[Start of Attachment]
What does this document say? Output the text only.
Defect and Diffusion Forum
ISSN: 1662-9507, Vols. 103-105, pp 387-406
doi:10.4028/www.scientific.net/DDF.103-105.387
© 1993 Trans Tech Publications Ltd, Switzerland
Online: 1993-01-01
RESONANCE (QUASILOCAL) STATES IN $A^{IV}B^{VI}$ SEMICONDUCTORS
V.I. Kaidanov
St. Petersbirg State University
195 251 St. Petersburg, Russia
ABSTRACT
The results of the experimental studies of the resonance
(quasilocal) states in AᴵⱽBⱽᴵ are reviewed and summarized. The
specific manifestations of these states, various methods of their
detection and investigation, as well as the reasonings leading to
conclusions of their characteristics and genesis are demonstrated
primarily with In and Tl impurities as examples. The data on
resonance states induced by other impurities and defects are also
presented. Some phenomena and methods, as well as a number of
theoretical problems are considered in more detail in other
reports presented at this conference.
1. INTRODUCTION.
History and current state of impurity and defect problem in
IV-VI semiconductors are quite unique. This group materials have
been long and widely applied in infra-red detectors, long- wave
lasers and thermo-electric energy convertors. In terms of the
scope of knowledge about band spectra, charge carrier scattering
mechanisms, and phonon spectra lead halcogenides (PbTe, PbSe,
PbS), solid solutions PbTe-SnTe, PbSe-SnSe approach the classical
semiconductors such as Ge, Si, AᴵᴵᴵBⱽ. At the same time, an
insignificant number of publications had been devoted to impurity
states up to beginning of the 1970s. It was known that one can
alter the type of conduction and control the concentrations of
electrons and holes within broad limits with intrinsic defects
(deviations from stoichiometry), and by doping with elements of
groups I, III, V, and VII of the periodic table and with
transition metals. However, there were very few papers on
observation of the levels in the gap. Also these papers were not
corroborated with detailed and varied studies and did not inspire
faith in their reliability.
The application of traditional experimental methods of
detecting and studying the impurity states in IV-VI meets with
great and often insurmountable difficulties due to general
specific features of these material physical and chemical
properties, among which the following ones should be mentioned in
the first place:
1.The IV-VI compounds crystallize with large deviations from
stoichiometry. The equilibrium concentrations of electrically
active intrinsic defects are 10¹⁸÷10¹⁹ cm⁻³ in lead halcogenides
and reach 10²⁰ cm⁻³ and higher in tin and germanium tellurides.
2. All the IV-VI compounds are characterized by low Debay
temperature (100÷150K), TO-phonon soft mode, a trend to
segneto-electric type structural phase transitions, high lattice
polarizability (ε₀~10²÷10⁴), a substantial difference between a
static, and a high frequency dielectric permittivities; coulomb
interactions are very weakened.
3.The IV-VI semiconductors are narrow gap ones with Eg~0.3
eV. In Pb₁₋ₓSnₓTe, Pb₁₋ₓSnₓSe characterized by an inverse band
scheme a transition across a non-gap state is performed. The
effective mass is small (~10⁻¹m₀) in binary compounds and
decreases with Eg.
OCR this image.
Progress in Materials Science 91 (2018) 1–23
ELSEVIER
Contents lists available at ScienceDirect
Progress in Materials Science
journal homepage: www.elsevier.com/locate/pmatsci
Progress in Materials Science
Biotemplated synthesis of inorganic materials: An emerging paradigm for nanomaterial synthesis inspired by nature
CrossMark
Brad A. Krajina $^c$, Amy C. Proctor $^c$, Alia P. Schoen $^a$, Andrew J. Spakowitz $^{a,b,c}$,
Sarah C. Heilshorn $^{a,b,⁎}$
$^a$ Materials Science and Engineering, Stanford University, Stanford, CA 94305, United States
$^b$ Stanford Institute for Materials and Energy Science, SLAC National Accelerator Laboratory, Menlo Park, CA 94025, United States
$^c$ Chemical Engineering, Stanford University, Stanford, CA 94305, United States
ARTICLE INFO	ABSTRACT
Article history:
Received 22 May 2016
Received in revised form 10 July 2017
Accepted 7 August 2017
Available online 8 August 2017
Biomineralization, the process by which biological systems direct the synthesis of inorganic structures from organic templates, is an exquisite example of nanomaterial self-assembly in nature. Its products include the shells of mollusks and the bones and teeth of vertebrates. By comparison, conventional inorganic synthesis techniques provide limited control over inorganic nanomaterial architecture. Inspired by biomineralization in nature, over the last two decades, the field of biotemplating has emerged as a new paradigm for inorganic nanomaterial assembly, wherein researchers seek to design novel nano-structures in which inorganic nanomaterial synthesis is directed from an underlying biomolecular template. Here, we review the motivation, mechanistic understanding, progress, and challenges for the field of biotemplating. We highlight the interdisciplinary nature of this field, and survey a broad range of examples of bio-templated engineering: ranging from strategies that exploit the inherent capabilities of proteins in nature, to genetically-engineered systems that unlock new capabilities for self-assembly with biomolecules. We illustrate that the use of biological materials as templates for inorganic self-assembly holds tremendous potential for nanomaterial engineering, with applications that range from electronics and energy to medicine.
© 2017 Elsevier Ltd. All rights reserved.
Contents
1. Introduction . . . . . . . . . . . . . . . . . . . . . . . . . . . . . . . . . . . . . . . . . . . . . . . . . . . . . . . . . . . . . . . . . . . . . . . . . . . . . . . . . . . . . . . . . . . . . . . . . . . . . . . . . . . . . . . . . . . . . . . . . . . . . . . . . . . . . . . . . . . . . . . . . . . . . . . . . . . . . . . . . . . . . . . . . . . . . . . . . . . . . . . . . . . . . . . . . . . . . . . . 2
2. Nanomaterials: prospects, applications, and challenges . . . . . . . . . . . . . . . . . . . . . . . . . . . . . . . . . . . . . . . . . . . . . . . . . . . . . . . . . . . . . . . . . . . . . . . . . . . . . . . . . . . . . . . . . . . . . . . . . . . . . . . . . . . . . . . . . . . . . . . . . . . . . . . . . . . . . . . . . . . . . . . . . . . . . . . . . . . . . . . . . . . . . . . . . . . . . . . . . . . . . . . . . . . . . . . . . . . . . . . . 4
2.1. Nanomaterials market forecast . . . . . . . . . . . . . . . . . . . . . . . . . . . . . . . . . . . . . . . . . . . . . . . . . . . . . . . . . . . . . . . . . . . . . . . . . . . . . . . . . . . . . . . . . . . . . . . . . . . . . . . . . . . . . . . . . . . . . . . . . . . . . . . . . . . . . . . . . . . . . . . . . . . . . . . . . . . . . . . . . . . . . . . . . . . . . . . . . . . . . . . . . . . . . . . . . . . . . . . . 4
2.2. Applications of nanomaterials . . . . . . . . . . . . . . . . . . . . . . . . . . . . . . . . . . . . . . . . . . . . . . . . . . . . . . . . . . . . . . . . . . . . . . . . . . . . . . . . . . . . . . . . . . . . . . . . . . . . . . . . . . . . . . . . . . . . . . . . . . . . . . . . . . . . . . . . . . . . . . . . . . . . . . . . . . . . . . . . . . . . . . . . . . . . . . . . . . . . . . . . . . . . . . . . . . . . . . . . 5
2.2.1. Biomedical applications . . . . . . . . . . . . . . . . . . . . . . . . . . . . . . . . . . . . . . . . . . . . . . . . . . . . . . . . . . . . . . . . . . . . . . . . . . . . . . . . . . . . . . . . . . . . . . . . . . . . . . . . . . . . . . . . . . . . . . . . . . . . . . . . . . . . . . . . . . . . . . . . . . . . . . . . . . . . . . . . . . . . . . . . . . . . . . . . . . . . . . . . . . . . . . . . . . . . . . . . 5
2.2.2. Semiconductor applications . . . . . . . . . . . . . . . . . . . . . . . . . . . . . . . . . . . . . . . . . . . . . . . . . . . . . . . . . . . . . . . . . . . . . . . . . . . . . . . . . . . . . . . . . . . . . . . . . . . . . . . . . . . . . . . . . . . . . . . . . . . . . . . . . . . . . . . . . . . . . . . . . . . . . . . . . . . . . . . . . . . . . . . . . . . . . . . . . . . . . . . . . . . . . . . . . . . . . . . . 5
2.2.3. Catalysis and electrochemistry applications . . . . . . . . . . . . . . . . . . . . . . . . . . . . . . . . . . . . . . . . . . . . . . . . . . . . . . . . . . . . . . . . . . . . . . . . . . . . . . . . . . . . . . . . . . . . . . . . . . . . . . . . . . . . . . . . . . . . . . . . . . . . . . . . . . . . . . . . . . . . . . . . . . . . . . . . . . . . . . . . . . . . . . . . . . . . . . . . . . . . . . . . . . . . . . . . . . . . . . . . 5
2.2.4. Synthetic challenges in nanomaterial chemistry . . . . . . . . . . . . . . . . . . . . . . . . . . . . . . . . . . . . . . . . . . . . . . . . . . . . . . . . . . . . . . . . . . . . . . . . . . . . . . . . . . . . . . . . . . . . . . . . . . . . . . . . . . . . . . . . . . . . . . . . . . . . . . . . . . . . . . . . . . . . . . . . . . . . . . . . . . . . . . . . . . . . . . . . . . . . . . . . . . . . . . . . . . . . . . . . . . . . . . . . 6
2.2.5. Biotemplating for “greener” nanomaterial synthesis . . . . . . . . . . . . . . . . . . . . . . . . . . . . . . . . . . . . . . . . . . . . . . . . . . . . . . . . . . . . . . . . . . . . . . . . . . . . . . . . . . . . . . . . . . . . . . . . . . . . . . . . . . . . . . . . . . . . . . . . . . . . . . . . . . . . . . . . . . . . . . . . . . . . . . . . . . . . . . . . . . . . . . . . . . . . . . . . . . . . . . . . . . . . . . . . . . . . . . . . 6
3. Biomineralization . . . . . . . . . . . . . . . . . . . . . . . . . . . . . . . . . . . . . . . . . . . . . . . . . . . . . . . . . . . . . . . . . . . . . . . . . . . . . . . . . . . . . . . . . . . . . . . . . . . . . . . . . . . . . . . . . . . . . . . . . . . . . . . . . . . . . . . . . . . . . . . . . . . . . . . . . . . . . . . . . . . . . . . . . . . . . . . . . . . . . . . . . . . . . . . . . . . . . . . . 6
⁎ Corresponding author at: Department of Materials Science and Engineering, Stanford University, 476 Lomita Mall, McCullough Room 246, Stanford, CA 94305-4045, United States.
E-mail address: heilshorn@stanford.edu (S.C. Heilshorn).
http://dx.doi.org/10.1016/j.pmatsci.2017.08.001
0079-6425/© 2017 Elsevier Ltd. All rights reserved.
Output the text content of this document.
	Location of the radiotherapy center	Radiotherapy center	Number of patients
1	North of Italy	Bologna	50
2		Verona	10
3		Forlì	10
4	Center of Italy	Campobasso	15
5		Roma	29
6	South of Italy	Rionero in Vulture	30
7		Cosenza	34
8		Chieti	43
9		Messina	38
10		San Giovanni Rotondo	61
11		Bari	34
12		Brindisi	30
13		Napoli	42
[End of Attachment]
YOUR TASK
The answer consists of the lines above that include the word "Biomineralization", each copied exactly.

TASK OUTPUT
Biomineralization, the process by which biological systems direct the synthesis of inorganic structures from organic templates, is an exquisite example of nanomaterial self-assembly in nature. Its products include the shells of mollusks and the bones and teeth of vertebrates. By comparison, conventional inorganic synthesis techniques provide limited control over inorganic nanomaterial architecture. Inspired by biomineralization in nature, over the last two decades, the field of biotemplating has emerged as a new paradigm for inorganic nanomaterial assembly, wherein researchers seek to design novel nano-structures in which inorganic nanomaterial synthesis is directed from an underlying biomolecular template. Here, we review the motivation, mechanistic understanding, progress, and challenges for the field of biotemplating. We highlight the interdisciplinary nature of this field, and survey a broad range of examples of bio-templated engineering: ranging from strategies that exploit the inherent capabilities of proteins in nature, to genetically-engineered systems that unlock new capabilities for self-assembly with biomolecules. We illustrate that the use of biological materials as templates for inorganic self-assembly holds tremendous potential for nanomaterial engineering, with applications that range from electronics and energy to medicine.
3. Biomineralization . . . . . . . . . . . . . . . . . . . . . . . . . . . . . . . . . . . . . . . . . . . . . . . . . . . . . . . . . . . . . . . . . . . . . . . . . . . . . . . . . . . . . . . . . . . . . . . . . . . . . . . . . . . . . . . . . . . . . . . . . . . . . . . . . . . . . . . . . . . . . . . . . . . . . . . . . . . . . . . . . . . . . . . . . . . . . . . . . . . . . . . . . . . . . . . . . . . . . . . . 6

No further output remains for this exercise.